Records from a dataset
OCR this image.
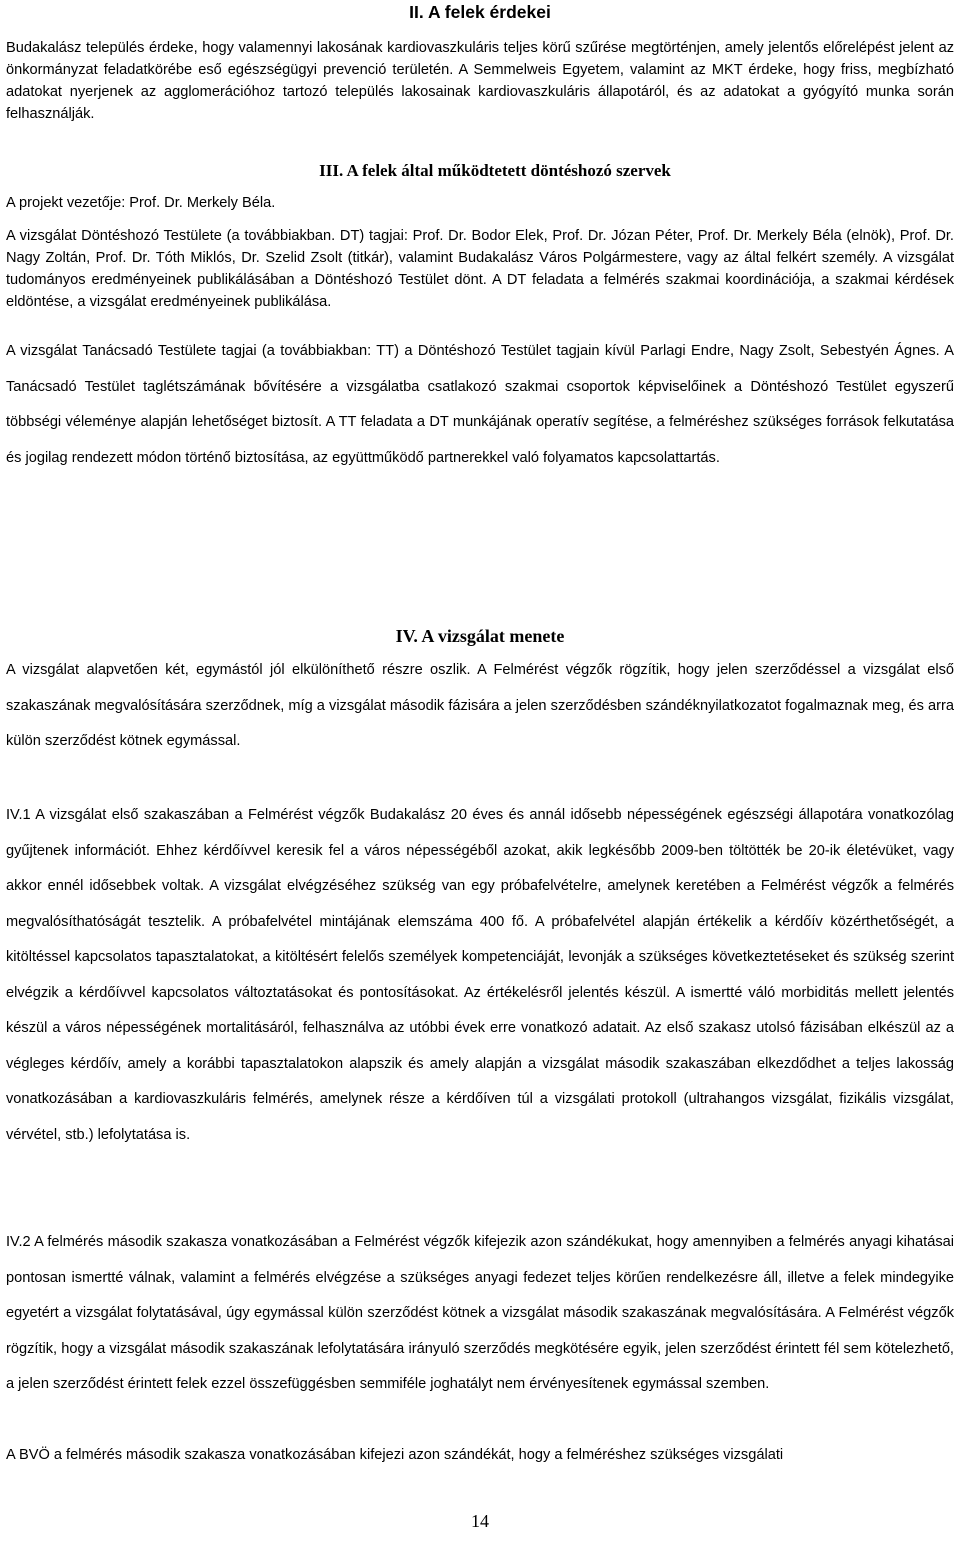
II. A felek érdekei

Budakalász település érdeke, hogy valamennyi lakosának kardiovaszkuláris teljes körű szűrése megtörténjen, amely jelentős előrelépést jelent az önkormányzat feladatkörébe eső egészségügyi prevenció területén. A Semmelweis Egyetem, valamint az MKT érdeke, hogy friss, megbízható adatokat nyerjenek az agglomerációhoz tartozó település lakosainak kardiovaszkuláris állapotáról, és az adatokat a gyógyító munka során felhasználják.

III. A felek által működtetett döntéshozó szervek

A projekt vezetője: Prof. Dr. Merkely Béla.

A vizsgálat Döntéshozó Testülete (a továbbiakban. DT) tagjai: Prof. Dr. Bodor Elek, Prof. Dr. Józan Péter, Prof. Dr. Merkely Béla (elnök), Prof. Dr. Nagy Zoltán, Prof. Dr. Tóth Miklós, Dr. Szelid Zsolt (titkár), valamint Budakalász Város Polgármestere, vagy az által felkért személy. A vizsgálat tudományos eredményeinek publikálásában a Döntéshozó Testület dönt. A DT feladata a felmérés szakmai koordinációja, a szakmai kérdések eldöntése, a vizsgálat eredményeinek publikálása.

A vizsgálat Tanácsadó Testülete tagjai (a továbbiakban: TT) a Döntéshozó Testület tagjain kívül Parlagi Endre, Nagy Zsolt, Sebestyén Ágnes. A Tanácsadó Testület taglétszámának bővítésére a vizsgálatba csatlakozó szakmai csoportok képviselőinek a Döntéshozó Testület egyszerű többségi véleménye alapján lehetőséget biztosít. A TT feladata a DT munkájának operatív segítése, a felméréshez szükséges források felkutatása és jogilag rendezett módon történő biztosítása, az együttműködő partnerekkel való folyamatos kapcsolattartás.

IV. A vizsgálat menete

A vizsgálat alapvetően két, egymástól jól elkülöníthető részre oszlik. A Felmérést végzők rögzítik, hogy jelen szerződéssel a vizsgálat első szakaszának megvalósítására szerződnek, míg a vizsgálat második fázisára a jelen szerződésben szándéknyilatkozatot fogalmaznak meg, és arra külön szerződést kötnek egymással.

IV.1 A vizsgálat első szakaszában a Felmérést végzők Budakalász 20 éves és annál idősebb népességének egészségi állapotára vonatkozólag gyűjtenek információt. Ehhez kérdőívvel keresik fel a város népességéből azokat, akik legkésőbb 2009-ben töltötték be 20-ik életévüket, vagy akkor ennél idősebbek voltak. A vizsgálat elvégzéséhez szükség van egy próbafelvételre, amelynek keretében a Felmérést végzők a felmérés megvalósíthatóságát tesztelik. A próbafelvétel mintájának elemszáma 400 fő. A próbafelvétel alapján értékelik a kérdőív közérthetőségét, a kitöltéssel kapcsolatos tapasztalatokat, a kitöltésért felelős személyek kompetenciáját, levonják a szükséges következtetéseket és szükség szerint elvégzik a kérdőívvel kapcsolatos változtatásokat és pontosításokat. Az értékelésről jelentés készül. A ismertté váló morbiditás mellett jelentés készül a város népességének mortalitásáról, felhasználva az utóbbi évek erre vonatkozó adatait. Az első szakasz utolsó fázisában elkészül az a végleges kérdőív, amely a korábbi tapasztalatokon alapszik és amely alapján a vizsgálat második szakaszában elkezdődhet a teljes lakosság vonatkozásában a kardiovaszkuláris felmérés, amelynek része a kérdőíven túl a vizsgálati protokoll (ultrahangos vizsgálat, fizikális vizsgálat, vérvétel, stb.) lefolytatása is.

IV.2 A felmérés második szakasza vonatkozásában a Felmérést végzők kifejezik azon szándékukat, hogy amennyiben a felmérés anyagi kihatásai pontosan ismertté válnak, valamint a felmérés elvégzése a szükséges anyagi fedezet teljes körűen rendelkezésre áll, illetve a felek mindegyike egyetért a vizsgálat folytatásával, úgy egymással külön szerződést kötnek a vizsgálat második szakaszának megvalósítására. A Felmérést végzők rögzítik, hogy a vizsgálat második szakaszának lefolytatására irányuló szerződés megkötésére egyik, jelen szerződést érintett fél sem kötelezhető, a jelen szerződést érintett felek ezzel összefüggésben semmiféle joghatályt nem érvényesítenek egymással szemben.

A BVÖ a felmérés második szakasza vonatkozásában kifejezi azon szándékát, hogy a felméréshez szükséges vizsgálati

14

Exercise prompt
Every line above should be returned exactly; the pictures stay out.

Full solution
OCR this image.
II. A felek érdekei

Budakalász település érdeke, hogy valamennyi lakosának kardiovaszkuláris teljes körű szűrése megtörténjen, amely jelentős előrelépést jelent az önkormányzat feladatkörébe eső egészségügyi prevenció területén. A Semmelweis Egyetem, valamint az MKT érdeke, hogy friss, megbízható adatokat nyerjenek az agglomerációhoz tartozó település lakosainak kardiovaszkuláris állapotáról, és az adatokat a gyógyító munka során felhasználják.

III. A felek által működtetett döntéshozó szervek

A projekt vezetője: Prof. Dr. Merkely Béla.

A vizsgálat Döntéshozó Testülete (a továbbiakban. DT) tagjai: Prof. Dr. Bodor Elek, Prof. Dr. Józan Péter, Prof. Dr. Merkely Béla (elnök), Prof. Dr. Nagy Zoltán, Prof. Dr. Tóth Miklós, Dr. Szelid Zsolt (titkár), valamint Budakalász Város Polgármestere, vagy az által felkért személy. A vizsgálat tudományos eredményeinek publikálásában a Döntéshozó Testület dönt. A DT feladata a felmérés szakmai koordinációja, a szakmai kérdések eldöntése, a vizsgálat eredményeinek publikálása.

A vizsgálat Tanácsadó Testülete tagjai (a továbbiakban: TT) a Döntéshozó Testület tagjain kívül Parlagi Endre, Nagy Zsolt, Sebestyén Ágnes. A Tanácsadó Testület taglétszámának bővítésére a vizsgálatba csatlakozó szakmai csoportok képviselőinek a Döntéshozó Testület egyszerű többségi véleménye alapján lehetőséget biztosít. A TT feladata a DT munkájának operatív segítése, a felméréshez szükséges források felkutatása és jogilag rendezett módon történő biztosítása, az együttműködő partnerekkel való folyamatos kapcsolattartás.

IV. A vizsgálat menete

A vizsgálat alapvetően két, egymástól jól elkülöníthető részre oszlik. A Felmérést végzők rögzítik, hogy jelen szerződéssel a vizsgálat első szakaszának megvalósítására szerződnek, míg a vizsgálat második fázisára a jelen szerződésben szándéknyilatkozatot fogalmaznak meg, és arra külön szerződést kötnek egymással.

IV.1 A vizsgálat első szakaszában a Felmérést végzők Budakalász 20 éves és annál idősebb népességének egészségi állapotára vonatkozólag gyűjtenek információt. Ehhez kérdőívvel keresik fel a város népességéből azokat, akik legkésőbb 2009-ben töltötték be 20-ik életévüket, vagy akkor ennél idősebbek voltak. A vizsgálat elvégzéséhez szükség van egy próbafelvételre, amelynek keretében a Felmérést végzők a felmérés megvalósíthatóságát tesztelik. A próbafelvétel mintájának elemszáma 400 fő. A próbafelvétel alapján értékelik a kérdőív közérthetőségét, a kitöltéssel kapcsolatos tapasztalatokat, a kitöltésért felelős személyek kompetenciáját, levonják a szükséges következtetéseket és szükség szerint elvégzik a kérdőívvel kapcsolatos változtatásokat és pontosításokat. Az értékelésről jelentés készül. A ismertté váló morbiditás mellett jelentés készül a város népességének mortalitásáról, felhasználva az utóbbi évek erre vonatkozó adatait. Az első szakasz utolsó fázisában elkészül az a végleges kérdőív, amely a korábbi tapasztalatokon alapszik és amely alapján a vizsgálat második szakaszában elkezdődhet a teljes lakosság vonatkozásában a kardiovaszkuláris felmérés, amelynek része a kérdőíven túl a vizsgálati protokoll (ultrahangos vizsgálat, fizikális vizsgálat, vérvétel, stb.) lefolytatása is.

IV.2 A felmérés második szakasza vonatkozásában a Felmérést végzők kifejezik azon szándékukat, hogy amennyiben a felmérés anyagi kihatásai pontosan ismertté válnak, valamint a felmérés elvégzése a szükséges anyagi fedezet teljes körűen rendelkezésre áll, illetve a felek mindegyike egyetért a vizsgálat folytatásával, úgy egymással külön szerződést kötnek a vizsgálat második szakaszának megvalósítására. A Felmérést végzők rögzítik, hogy a vizsgálat második szakaszának lefolytatására irányuló szerződés megkötésére egyik, jelen szerződést érintett fél sem kötelezhető, a jelen szerződést érintett felek ezzel összefüggésben semmiféle joghatályt nem érvényesítenek egymással szemben.

A BVÖ a felmérés második szakasza vonatkozásában kifejezi azon szándékát, hogy a felméréshez szükséges vizsgálati

14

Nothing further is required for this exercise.